Records supplied
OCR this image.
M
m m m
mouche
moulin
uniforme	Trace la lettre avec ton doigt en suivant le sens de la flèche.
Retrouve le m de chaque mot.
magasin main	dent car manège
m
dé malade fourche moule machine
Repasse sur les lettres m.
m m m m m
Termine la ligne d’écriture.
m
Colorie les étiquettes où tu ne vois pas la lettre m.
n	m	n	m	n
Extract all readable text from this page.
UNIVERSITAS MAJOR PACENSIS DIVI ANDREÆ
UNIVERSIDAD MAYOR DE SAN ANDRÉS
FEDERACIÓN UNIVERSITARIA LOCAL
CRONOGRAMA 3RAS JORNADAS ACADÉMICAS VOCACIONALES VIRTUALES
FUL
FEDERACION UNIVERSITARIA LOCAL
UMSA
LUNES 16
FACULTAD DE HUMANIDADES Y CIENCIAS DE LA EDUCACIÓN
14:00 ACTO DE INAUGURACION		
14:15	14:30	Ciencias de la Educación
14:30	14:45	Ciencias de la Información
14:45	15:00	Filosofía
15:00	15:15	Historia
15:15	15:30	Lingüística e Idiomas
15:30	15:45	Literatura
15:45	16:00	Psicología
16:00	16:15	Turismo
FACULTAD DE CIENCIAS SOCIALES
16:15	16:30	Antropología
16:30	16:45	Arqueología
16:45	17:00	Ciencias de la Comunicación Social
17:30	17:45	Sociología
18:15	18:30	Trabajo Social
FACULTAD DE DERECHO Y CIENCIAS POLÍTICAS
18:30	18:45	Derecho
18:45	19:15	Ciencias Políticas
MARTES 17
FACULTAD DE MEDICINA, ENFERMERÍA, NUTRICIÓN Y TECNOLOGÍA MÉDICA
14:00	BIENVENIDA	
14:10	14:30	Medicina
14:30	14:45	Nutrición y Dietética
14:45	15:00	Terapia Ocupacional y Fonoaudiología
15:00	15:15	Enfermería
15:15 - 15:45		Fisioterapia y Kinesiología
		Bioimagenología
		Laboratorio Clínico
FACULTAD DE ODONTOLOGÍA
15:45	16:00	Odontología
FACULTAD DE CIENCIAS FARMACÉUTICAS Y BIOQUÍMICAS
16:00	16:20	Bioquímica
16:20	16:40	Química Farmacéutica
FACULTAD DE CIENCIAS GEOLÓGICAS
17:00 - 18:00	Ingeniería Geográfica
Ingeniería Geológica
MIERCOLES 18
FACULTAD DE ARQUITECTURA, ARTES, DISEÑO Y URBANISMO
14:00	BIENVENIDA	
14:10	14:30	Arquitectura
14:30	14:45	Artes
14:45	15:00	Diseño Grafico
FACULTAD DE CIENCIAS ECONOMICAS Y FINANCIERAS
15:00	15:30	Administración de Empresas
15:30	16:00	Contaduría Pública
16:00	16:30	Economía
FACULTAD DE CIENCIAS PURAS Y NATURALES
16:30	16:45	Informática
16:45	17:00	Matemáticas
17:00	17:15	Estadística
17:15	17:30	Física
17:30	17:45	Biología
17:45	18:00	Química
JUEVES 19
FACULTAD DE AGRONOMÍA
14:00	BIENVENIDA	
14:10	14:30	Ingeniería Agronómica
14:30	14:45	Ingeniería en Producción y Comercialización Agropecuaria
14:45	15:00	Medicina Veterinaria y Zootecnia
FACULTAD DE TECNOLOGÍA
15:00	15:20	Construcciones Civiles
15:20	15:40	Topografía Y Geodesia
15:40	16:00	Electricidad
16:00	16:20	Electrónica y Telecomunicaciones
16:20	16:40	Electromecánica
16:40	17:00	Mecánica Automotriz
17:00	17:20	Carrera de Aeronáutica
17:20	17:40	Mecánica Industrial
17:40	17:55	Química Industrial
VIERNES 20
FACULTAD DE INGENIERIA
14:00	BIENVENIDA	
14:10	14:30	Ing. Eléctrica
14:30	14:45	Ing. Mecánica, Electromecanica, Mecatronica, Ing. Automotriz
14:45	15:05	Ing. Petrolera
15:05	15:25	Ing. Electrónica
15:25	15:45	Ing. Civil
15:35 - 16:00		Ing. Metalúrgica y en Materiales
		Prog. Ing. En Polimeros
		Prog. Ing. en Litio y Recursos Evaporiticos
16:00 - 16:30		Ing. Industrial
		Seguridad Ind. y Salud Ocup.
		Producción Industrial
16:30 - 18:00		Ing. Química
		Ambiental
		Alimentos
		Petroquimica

Your task
All of the material must be reproduced exactly.

Correct output
OCR this image.
M
m m m
mouche
moulin
uniforme	Trace la lettre avec ton doigt en suivant le sens de la flèche.
Retrouve le m de chaque mot.
magasin main	dent car manège
m
dé malade fourche moule machine
Repasse sur les lettres m.
m m m m m
Termine la ligne d’écriture.
m
Colorie les étiquettes où tu ne vois pas la lettre m.
n	m	n	m	n
Extract all readable text from this page.
UNIVERSITAS MAJOR PACENSIS DIVI ANDREÆ
UNIVERSIDAD MAYOR DE SAN ANDRÉS
FEDERACIÓN UNIVERSITARIA LOCAL
CRONOGRAMA 3RAS JORNADAS ACADÉMICAS VOCACIONALES VIRTUALES
FUL
FEDERACION UNIVERSITARIA LOCAL
UMSA
LUNES 16
FACULTAD DE HUMANIDADES Y CIENCIAS DE LA EDUCACIÓN
14:00 ACTO DE INAUGURACION		
14:15	14:30	Ciencias de la Educación
14:30	14:45	Ciencias de la Información
14:45	15:00	Filosofía
15:00	15:15	Historia
15:15	15:30	Lingüística e Idiomas
15:30	15:45	Literatura
15:45	16:00	Psicología
16:00	16:15	Turismo
FACULTAD DE CIENCIAS SOCIALES
16:15	16:30	Antropología
16:30	16:45	Arqueología
16:45	17:00	Ciencias de la Comunicación Social
17:30	17:45	Sociología
18:15	18:30	Trabajo Social
FACULTAD DE DERECHO Y CIENCIAS POLÍTICAS
18:30	18:45	Derecho
18:45	19:15	Ciencias Políticas
MARTES 17
FACULTAD DE MEDICINA, ENFERMERÍA, NUTRICIÓN Y TECNOLOGÍA MÉDICA
14:00	BIENVENIDA	
14:10	14:30	Medicina
14:30	14:45	Nutrición y Dietética
14:45	15:00	Terapia Ocupacional y Fonoaudiología
15:00	15:15	Enfermería
15:15 - 15:45		Fisioterapia y Kinesiología
		Bioimagenología
		Laboratorio Clínico
FACULTAD DE ODONTOLOGÍA
15:45	16:00	Odontología
FACULTAD DE CIENCIAS FARMACÉUTICAS Y BIOQUÍMICAS
16:00	16:20	Bioquímica
16:20	16:40	Química Farmacéutica
FACULTAD DE CIENCIAS GEOLÓGICAS
17:00 - 18:00	Ingeniería Geográfica
Ingeniería Geológica
MIERCOLES 18
FACULTAD DE ARQUITECTURA, ARTES, DISEÑO Y URBANISMO
14:00	BIENVENIDA	
14:10	14:30	Arquitectura
14:30	14:45	Artes
14:45	15:00	Diseño Grafico
FACULTAD DE CIENCIAS ECONOMICAS Y FINANCIERAS
15:00	15:30	Administración de Empresas
15:30	16:00	Contaduría Pública
16:00	16:30	Economía
FACULTAD DE CIENCIAS PURAS Y NATURALES
16:30	16:45	Informática
16:45	17:00	Matemáticas
17:00	17:15	Estadística
17:15	17:30	Física
17:30	17:45	Biología
17:45	18:00	Química
JUEVES 19
FACULTAD DE AGRONOMÍA
14:00	BIENVENIDA	
14:10	14:30	Ingeniería Agronómica
14:30	14:45	Ingeniería en Producción y Comercialización Agropecuaria
14:45	15:00	Medicina Veterinaria y Zootecnia
FACULTAD DE TECNOLOGÍA
15:00	15:20	Construcciones Civiles
15:20	15:40	Topografía Y Geodesia
15:40	16:00	Electricidad
16:00	16:20	Electrónica y Telecomunicaciones
16:20	16:40	Electromecánica
16:40	17:00	Mecánica Automotriz
17:00	17:20	Carrera de Aeronáutica
17:20	17:40	Mecánica Industrial
17:40	17:55	Química Industrial
VIERNES 20
FACULTAD DE INGENIERIA
14:00	BIENVENIDA	
14:10	14:30	Ing. Eléctrica
14:30	14:45	Ing. Mecánica, Electromecanica, Mecatronica, Ing. Automotriz
14:45	15:05	Ing. Petrolera
15:05	15:25	Ing. Electrónica
15:25	15:45	Ing. Civil
15:35 - 16:00		Ing. Metalúrgica y en Materiales
		Prog. Ing. En Polimeros
		Prog. Ing. en Litio y Recursos Evaporiticos
16:00 - 16:30		Ing. Industrial
		Seguridad Ind. y Salud Ocup.
		Producción Industrial
16:30 - 18:00		Ing. Química
		Ambiental
		Alimentos
		Petroquimica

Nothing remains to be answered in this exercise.